[Given task]
The entries below are to be repeated exactly as they stand.

[Input for this task]
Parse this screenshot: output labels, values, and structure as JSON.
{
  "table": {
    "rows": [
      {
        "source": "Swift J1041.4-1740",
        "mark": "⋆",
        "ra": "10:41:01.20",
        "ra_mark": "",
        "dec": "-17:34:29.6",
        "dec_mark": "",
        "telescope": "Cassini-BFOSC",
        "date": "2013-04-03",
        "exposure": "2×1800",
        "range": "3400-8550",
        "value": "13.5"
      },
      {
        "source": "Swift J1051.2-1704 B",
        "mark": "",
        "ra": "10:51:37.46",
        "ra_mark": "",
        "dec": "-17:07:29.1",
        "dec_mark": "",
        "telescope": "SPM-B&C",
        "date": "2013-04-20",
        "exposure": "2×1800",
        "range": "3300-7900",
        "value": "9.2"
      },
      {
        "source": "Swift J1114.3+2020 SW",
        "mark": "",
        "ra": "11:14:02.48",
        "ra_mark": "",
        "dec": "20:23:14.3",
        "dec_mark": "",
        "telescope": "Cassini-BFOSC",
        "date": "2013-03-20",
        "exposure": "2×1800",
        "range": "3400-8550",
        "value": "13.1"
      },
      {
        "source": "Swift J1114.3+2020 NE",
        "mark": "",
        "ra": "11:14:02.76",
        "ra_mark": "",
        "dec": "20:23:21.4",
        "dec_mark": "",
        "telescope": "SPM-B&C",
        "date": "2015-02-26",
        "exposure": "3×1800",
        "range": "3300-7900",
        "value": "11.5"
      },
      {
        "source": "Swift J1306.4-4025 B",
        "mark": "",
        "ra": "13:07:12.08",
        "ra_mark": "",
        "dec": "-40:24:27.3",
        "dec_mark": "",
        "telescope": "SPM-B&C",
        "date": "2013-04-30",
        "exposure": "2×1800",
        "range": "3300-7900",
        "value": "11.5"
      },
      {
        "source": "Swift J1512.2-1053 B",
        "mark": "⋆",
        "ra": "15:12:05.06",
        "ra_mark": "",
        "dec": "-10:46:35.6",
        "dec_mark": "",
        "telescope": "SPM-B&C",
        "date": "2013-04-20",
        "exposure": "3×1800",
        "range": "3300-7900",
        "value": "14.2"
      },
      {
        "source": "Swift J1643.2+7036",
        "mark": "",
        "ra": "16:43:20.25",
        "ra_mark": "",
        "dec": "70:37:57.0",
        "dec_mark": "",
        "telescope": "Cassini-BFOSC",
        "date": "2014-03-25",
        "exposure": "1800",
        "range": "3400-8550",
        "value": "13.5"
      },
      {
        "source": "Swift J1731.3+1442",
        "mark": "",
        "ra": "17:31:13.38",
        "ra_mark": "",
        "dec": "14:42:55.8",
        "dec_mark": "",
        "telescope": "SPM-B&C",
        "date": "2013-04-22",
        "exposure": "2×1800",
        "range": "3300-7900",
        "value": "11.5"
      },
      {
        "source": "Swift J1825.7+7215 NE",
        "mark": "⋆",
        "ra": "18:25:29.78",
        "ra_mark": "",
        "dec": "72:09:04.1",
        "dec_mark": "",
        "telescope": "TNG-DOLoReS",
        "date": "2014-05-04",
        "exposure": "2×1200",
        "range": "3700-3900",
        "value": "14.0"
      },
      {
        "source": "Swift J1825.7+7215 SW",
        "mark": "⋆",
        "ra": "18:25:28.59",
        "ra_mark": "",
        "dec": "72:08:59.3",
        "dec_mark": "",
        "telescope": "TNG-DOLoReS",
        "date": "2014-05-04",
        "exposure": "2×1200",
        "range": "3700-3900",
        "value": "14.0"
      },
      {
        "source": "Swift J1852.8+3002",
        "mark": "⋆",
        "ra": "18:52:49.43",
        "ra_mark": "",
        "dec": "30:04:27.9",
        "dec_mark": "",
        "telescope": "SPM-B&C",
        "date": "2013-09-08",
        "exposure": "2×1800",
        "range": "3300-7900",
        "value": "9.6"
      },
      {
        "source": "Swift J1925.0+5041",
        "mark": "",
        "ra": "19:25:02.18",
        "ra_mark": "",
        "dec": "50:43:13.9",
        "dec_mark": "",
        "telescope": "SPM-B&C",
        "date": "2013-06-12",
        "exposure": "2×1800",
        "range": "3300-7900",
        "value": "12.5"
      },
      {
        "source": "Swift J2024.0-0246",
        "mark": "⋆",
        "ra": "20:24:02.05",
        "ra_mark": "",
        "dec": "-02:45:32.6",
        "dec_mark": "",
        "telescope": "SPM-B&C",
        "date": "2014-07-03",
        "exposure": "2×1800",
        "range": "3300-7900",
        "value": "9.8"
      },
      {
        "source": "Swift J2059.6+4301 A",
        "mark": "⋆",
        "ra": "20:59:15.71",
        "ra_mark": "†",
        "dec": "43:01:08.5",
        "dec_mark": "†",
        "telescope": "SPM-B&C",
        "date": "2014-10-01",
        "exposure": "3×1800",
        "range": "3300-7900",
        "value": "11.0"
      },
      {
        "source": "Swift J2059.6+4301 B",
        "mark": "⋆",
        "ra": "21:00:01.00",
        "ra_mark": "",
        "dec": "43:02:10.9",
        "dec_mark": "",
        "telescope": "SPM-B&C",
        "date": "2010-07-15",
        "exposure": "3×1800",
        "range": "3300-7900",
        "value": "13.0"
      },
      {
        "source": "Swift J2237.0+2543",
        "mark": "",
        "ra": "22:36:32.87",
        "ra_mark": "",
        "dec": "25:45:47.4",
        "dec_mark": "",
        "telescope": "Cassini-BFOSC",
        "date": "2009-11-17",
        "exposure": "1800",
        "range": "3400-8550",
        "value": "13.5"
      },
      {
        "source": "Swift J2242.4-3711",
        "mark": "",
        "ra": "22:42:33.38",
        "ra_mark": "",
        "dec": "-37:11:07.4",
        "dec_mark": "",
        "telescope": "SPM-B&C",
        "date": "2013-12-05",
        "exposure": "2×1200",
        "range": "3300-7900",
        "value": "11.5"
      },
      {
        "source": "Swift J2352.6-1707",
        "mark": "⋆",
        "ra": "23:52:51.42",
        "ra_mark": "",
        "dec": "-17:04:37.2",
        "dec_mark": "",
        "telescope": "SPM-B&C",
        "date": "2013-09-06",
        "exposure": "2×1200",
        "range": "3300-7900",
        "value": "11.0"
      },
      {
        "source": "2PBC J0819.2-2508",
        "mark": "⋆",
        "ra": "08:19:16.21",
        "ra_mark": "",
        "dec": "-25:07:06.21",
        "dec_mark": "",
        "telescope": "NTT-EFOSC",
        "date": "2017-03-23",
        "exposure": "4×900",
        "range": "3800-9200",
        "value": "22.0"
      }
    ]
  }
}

[Reply]
Parse this screenshot: output labels, values, and structure as JSON.
{
  "table": {
    "rows": [
      {
        "source": "Swift J1041.4-1740",
        "mark": "⋆",
        "ra": "10:41:01.20",
        "ra_mark": "",
        "dec": "-17:34:29.6",
        "dec_mark": "",
        "telescope": "Cassini-BFOSC",
        "date": "2013-04-03",
        "exposure": "2×1800",
        "range": "3400-8550",
        "value": "13.5"
      },
      {
        "source": "Swift J1051.2-1704 B",
        "mark": "",
        "ra": "10:51:37.46",
        "ra_mark": "",
        "dec": "-17:07:29.1",
        "dec_mark": "",
        "telescope": "SPM-B&C",
        "date": "2013-04-20",
        "exposure": "2×1800",
        "range": "3300-7900",
        "value": "9.2"
      },
      {
        "source": "Swift J1114.3+2020 SW",
        "mark": "",
        "ra": "11:14:02.48",
        "ra_mark": "",
        "dec": "20:23:14.3",
        "dec_mark": "",
        "telescope": "Cassini-BFOSC",
        "date": "2013-03-20",
        "exposure": "2×1800",
        "range": "3400-8550",
        "value": "13.1"
      },
      {
        "source": "Swift J1114.3+2020 NE",
        "mark": "",
        "ra": "11:14:02.76",
        "ra_mark": "",
        "dec": "20:23:21.4",
        "dec_mark": "",
        "telescope": "SPM-B&C",
        "date": "2015-02-26",
        "exposure": "3×1800",
        "range": "3300-7900",
        "value": "11.5"
      },
      {
        "source": "Swift J1306.4-4025 B",
        "mark": "",
        "ra": "13:07:12.08",
        "ra_mark": "",
        "dec": "-40:24:27.3",
        "dec_mark": "",
        "telescope": "SPM-B&C",
        "date": "2013-04-30",
        "exposure": "2×1800",
        "range": "3300-7900",
        "value": "11.5"
      },
      {
        "source": "Swift J1512.2-1053 B",
        "mark": "⋆",
        "ra": "15:12:05.06",
        "ra_mark": "",
        "dec": "-10:46:35.6",
        "dec_mark": "",
        "telescope": "SPM-B&C",
        "date": "2013-04-20",
        "exposure": "3×1800",
        "range": "3300-7900",
        "value": "14.2"
      },
      {
        "source": "Swift J1643.2+7036",
        "mark": "",
        "ra": "16:43:20.25",
        "ra_mark": "",
        "dec": "70:37:57.0",
        "dec_mark": "",
        "telescope": "Cassini-BFOSC",
        "date": "2014-03-25",
        "exposure": "1800",
        "range": "3400-8550",
        "value": "13.5"
      },
      {
        "source": "Swift J1731.3+1442",
        "mark": "",
        "ra": "17:31:13.38",
        "ra_mark": "",
        "dec": "14:42:55.8",
        "dec_mark": "",
        "telescope": "SPM-B&C",
        "date": "2013-04-22",
        "exposure": "2×1800",
        "range": "3300-7900",
        "value": "11.5"
      },
      {
        "source": "Swift J1825.7+7215 NE",
        "mark": "⋆",
        "ra": "18:25:29.78",
        "ra_mark": "",
        "dec": "72:09:04.1",
        "dec_mark": "",
        "telescope": "TNG-DOLoReS",
        "date": "2014-05-04",
        "exposure": "2×1200",
        "range": "3700-3900",
        "value": "14.0"
      },
      {
        "source": "Swift J1825.7+7215 SW",
        "mark": "⋆",
        "ra": "18:25:28.59",
        "ra_mark": "",
        "dec": "72:08:59.3",
        "dec_mark": "",
        "telescope": "TNG-DOLoReS",
        "date": "2014-05-04",
        "exposure": "2×1200",
        "range": "3700-3900",
        "value": "14.0"
      },
      {
        "source": "Swift J1852.8+3002",
        "mark": "⋆",
        "ra": "18:52:49.43",
        "ra_mark": "",
        "dec": "30:04:27.9",
        "dec_mark": "",
        "telescope": "SPM-B&C",
        "date": "2013-09-08",
        "exposure": "2×1800",
        "range": "3300-7900",
        "value": "9.6"
      },
      {
        "source": "Swift J1925.0+5041",
        "mark": "",
        "ra": "19:25:02.18",
        "ra_mark": "",
        "dec": "50:43:13.9",
        "dec_mark": "",
        "telescope": "SPM-B&C",
        "date": "2013-06-12",
        "exposure": "2×1800",
        "range": "3300-7900",
        "value": "12.5"
      },
      {
        "source": "Swift J2024.0-0246",
        "mark": "⋆",
        "ra": "20:24:02.05",
        "ra_mark": "",
        "dec": "-02:45:32.6",
        "dec_mark": "",
        "telescope": "SPM-B&C",
        "date": "2014-07-03",
        "exposure": "2×1800",
        "range": "3300-7900",
        "value": "9.8"
      },
      {
        "source": "Swift J2059.6+4301 A",
        "mark": "⋆",
        "ra": "20:59:15.71",
        "ra_mark": "†",
        "dec": "43:01:08.5",
        "dec_mark": "†",
        "telescope": "SPM-B&C",
        "date": "2014-10-01",
        "exposure": "3×1800",
        "range": "3300-7900",
        "value": "11.0"
      },
      {
        "source": "Swift J2059.6+4301 B",
        "mark": "⋆",
        "ra": "21:00:01.00",
        "ra_mark": "",
        "dec": "43:02:10.9",
        "dec_mark": "",
        "telescope": "SPM-B&C",
        "date": "2010-07-15",
        "exposure": "3×1800",
        "range": "3300-7900",
        "value": "13.0"
      },
      {
        "source": "Swift J2237.0+2543",
        "mark": "",
        "ra": "22:36:32.87",
        "ra_mark": "",
        "dec": "25:45:47.4",
        "dec_mark": "",
        "telescope": "Cassini-BFOSC",
        "date": "2009-11-17",
        "exposure": "1800",
        "range": "3400-8550",
        "value": "13.5"
      },
      {
        "source": "Swift J2242.4-3711",
        "mark": "",
        "ra": "22:42:33.38",
        "ra_mark": "",
        "dec": "-37:11:07.4",
        "dec_mark": "",
        "telescope": "SPM-B&C",
        "date": "2013-12-05",
        "exposure": "2×1200",
        "range": "3300-7900",
        "value": "11.5"
      },
      {
        "source": "Swift J2352.6-1707",
        "mark": "⋆",
        "ra": "23:52:51.42",
        "ra_mark": "",
        "dec": "-17:04:37.2",
        "dec_mark": "",
        "telescope": "SPM-B&C",
        "date": "2013-09-06",
        "exposure": "2×1200",
        "range": "3300-7900",
        "value": "11.0"
      },
      {
        "source": "2PBC J0819.2-2508",
        "mark": "⋆",
        "ra": "08:19:16.21",
        "ra_mark": "",
        "dec": "-25:07:06.21",
        "dec_mark": "",
        "telescope": "NTT-EFOSC",
        "date": "2017-03-23",
        "exposure": "4×900",
        "range": "3800-9200",
        "value": "22.0"
      }
    ]
  }
}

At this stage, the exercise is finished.